[Data excerpts]
_ _ _ _

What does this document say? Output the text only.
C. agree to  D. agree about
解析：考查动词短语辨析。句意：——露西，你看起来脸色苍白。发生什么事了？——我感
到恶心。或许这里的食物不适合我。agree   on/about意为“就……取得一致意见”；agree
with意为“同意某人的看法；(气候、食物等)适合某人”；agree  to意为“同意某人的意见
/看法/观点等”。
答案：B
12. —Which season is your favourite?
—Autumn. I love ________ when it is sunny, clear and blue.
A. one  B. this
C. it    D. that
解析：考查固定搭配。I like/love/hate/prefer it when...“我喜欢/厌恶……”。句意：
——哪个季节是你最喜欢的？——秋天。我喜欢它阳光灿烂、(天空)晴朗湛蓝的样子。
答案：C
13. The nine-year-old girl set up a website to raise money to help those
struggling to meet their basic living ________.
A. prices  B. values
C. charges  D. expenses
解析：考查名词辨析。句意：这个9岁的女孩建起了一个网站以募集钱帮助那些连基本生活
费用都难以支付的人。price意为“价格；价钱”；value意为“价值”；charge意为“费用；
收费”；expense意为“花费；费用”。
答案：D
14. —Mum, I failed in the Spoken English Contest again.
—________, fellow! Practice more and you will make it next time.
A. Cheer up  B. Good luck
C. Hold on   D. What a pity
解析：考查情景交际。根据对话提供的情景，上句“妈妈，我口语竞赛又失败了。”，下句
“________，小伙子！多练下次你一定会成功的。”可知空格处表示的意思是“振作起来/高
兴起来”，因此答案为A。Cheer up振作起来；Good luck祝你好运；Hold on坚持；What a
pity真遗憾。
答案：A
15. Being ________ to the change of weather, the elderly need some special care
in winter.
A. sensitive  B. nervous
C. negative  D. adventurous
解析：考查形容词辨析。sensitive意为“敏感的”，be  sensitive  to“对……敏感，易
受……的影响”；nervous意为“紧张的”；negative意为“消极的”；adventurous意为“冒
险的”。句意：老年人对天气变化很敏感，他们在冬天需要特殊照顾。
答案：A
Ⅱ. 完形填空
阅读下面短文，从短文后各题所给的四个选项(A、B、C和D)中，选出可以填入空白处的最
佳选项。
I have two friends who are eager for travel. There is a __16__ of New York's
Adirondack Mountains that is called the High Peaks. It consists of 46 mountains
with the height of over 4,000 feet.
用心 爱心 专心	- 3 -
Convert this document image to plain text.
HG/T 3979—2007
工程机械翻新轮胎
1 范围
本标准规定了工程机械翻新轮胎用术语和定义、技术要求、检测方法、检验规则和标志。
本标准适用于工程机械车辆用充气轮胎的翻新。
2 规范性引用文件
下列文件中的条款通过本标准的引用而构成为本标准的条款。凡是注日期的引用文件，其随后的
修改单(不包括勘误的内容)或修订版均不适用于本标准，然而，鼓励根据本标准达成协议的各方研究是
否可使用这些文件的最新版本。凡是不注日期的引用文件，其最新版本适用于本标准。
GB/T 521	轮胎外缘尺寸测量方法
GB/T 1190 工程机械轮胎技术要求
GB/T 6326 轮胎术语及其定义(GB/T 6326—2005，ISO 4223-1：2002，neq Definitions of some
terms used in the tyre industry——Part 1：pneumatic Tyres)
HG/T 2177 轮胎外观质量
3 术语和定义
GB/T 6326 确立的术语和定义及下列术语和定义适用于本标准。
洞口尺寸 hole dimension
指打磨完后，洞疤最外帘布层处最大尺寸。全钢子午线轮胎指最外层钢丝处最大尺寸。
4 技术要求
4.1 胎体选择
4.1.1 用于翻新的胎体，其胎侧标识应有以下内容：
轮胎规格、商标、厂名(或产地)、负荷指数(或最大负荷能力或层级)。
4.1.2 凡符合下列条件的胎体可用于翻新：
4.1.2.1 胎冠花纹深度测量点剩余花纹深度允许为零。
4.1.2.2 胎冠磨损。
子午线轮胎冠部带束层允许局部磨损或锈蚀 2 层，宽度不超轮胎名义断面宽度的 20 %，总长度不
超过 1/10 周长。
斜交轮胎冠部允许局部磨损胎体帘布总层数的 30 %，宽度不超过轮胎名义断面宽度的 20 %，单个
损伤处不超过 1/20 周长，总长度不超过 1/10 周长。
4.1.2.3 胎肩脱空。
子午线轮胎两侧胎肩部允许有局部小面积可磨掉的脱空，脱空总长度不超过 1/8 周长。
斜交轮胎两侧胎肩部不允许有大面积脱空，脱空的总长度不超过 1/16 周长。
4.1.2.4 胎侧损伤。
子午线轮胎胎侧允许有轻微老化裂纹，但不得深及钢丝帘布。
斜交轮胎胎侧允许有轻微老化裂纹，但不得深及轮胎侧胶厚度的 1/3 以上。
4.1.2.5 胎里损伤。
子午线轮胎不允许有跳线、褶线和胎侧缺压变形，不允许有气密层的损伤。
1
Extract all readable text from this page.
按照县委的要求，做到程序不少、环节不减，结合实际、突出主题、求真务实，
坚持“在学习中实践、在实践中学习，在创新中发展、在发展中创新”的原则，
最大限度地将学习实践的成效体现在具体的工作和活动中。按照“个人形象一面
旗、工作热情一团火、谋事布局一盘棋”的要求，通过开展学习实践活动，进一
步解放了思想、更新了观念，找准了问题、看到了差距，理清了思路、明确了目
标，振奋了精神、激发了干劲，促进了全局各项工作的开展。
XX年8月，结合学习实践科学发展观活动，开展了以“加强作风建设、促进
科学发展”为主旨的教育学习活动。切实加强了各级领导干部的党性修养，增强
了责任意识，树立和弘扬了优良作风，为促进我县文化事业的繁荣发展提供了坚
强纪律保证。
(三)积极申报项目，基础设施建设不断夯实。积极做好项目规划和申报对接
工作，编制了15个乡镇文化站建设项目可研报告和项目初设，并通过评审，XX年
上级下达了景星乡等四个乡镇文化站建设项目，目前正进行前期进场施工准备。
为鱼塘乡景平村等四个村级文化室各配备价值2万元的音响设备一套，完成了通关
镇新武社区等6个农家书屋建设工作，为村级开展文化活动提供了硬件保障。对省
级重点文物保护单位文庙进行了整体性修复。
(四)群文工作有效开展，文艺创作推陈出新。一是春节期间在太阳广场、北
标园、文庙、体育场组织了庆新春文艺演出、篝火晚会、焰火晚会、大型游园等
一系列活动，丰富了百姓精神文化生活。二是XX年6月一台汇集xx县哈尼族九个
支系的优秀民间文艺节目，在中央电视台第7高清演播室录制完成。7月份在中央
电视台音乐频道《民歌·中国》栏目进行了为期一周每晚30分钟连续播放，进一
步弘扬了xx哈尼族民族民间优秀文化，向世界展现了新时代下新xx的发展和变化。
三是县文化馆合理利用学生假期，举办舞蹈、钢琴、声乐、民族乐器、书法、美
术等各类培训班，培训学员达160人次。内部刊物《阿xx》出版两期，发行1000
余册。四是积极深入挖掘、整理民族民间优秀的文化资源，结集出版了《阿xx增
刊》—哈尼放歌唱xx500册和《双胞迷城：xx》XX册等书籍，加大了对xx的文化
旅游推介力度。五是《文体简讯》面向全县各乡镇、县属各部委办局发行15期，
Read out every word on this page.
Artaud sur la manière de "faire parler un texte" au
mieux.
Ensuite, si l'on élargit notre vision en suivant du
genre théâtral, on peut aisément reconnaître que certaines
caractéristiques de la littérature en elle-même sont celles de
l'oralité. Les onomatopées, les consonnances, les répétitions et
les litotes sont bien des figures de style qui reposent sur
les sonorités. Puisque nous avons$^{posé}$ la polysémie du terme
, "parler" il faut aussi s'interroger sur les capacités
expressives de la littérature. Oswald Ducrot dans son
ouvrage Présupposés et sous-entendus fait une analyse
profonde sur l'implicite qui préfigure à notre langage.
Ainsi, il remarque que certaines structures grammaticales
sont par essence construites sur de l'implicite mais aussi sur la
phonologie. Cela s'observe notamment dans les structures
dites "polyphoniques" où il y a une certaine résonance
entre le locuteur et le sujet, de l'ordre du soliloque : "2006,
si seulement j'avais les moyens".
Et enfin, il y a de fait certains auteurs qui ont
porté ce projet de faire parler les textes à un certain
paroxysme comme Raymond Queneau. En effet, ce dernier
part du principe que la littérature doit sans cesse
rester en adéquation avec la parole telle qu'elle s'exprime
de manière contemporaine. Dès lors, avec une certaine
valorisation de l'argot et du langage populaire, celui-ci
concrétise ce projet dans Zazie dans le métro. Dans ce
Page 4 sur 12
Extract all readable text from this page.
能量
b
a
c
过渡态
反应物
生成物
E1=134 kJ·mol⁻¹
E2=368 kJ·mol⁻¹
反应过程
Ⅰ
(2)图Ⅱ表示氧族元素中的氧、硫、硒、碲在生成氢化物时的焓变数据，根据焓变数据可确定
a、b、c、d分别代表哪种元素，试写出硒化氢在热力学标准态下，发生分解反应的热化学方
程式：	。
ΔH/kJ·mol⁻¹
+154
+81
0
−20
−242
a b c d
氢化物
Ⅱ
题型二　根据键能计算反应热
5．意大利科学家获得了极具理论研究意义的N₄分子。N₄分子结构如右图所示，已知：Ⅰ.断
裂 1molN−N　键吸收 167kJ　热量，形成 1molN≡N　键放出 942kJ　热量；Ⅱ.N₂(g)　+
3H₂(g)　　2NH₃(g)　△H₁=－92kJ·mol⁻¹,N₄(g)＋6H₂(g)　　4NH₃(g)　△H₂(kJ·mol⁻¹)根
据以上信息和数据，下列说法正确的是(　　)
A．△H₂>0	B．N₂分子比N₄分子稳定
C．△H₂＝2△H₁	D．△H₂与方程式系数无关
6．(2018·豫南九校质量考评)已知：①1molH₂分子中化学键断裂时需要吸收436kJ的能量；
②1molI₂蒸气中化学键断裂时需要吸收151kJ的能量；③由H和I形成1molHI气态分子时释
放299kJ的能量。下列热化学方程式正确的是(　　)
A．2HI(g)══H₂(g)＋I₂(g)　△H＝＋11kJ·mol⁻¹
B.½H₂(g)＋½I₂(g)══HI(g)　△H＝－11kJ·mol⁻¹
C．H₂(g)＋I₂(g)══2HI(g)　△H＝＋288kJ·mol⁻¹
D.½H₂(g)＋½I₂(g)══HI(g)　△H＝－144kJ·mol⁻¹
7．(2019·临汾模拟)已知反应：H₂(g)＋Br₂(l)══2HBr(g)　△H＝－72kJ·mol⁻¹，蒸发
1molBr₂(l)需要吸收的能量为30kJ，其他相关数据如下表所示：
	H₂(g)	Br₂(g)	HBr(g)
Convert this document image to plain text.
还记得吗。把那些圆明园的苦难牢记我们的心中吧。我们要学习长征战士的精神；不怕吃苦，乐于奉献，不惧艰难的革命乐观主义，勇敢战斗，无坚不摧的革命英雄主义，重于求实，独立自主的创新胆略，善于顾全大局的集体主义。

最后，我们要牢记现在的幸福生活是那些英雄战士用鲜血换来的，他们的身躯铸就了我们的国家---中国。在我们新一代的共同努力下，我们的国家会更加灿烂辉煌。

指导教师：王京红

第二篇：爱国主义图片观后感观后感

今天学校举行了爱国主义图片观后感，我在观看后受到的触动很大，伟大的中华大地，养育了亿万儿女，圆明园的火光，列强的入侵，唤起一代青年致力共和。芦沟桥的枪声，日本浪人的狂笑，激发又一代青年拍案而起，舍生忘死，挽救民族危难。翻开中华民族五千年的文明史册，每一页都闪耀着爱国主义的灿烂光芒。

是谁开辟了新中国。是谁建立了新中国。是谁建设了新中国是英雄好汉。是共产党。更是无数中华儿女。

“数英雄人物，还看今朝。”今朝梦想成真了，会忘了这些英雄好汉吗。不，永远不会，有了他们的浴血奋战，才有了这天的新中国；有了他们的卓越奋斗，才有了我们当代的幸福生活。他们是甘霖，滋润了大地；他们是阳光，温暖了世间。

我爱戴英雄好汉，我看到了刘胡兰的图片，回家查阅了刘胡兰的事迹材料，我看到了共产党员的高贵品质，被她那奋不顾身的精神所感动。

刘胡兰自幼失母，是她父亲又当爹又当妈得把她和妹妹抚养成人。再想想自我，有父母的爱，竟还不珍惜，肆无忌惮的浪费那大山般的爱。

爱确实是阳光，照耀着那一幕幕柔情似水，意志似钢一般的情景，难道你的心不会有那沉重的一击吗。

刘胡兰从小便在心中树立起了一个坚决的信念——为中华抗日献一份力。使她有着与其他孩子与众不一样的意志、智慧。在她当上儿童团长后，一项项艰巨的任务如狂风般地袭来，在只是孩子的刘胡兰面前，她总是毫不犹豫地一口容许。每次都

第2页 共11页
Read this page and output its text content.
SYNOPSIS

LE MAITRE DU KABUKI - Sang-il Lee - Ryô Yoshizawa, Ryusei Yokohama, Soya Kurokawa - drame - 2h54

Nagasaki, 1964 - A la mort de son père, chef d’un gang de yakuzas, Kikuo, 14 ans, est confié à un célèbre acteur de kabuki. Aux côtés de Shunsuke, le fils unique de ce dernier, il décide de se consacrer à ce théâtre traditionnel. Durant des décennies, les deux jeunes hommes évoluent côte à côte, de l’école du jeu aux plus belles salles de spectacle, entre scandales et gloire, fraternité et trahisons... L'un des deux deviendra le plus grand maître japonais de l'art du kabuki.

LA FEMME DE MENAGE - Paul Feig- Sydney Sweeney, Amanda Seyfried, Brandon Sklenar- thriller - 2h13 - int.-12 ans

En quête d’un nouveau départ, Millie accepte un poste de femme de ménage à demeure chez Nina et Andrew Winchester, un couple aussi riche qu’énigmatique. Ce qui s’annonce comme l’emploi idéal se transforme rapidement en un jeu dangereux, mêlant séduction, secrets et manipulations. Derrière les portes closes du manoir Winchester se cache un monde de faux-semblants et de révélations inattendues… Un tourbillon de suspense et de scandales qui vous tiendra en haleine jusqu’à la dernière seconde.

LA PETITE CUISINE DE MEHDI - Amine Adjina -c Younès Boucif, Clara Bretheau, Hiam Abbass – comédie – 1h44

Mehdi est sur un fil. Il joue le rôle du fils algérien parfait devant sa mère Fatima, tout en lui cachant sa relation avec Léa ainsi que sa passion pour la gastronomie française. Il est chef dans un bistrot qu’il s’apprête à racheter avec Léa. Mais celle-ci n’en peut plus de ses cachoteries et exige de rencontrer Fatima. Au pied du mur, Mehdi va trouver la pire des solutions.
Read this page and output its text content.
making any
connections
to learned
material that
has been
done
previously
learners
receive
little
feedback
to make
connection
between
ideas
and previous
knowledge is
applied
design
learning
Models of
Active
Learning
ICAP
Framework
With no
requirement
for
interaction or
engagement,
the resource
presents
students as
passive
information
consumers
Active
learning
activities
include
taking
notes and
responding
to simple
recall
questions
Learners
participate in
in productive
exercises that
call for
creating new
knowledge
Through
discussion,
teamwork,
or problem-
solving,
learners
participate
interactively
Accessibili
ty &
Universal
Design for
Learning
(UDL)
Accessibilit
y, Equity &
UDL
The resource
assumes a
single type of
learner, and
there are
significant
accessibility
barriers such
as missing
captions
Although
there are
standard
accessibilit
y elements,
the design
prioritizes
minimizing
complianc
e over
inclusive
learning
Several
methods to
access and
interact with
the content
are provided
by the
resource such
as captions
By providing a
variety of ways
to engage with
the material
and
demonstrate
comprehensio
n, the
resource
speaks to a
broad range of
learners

_ _ _ _

Write out every line from the entries where "Good" appears.

Task solution
A. Cheer up  B. Good luck
兴起来”，因此答案为A。Cheer up振作起来；Good luck祝你好运；Hold on坚持；What a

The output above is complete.